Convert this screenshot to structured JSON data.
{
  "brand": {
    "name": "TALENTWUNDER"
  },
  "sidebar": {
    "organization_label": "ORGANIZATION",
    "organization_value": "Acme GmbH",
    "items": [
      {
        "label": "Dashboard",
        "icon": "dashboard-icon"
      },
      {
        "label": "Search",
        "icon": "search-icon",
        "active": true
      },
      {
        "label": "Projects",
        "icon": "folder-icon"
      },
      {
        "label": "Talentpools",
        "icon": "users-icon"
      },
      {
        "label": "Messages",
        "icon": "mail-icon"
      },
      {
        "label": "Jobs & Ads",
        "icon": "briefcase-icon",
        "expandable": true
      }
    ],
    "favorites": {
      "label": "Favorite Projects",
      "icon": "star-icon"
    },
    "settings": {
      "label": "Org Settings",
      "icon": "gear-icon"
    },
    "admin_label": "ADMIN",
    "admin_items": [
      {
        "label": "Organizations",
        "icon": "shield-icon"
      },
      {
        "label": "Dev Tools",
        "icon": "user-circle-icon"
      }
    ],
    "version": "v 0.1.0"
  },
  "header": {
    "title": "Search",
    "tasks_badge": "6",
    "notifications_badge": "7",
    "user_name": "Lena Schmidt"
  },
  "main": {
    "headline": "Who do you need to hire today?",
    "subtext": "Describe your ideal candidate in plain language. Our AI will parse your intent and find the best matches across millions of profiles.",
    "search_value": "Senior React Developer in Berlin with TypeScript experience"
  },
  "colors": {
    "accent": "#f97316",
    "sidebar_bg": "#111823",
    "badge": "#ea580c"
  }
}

**GIVEN INSTRUCTION**
Return all of the above records exactly, leaving no line out.

**FINISHED ANSWER**
Convert this screenshot to structured JSON data.
{
  "brand": {
    "name": "TALENTWUNDER"
  },
  "sidebar": {
    "organization_label": "ORGANIZATION",
    "organization_value": "Acme GmbH",
    "items": [
      {
        "label": "Dashboard",
        "icon": "dashboard-icon"
      },
      {
        "label": "Search",
        "icon": "search-icon",
        "active": true
      },
      {
        "label": "Projects",
        "icon": "folder-icon"
      },
      {
        "label": "Talentpools",
        "icon": "users-icon"
      },
      {
        "label": "Messages",
        "icon": "mail-icon"
      },
      {
        "label": "Jobs & Ads",
        "icon": "briefcase-icon",
        "expandable": true
      }
    ],
    "favorites": {
      "label": "Favorite Projects",
      "icon": "star-icon"
    },
    "settings": {
      "label": "Org Settings",
      "icon": "gear-icon"
    },
    "admin_label": "ADMIN",
    "admin_items": [
      {
        "label": "Organizations",
        "icon": "shield-icon"
      },
      {
        "label": "Dev Tools",
        "icon": "user-circle-icon"
      }
    ],
    "version": "v 0.1.0"
  },
  "header": {
    "title": "Search",
    "tasks_badge": "6",
    "notifications_badge": "7",
    "user_name": "Lena Schmidt"
  },
  "main": {
    "headline": "Who do you need to hire today?",
    "subtext": "Describe your ideal candidate in plain language. Our AI will parse your intent and find the best matches across millions of profiles.",
    "search_value": "Senior React Developer in Berlin with TypeScript experience"
  },
  "colors": {
    "accent": "#f97316",
    "sidebar_bg": "#111823",
    "badge": "#ea580c"
  }
}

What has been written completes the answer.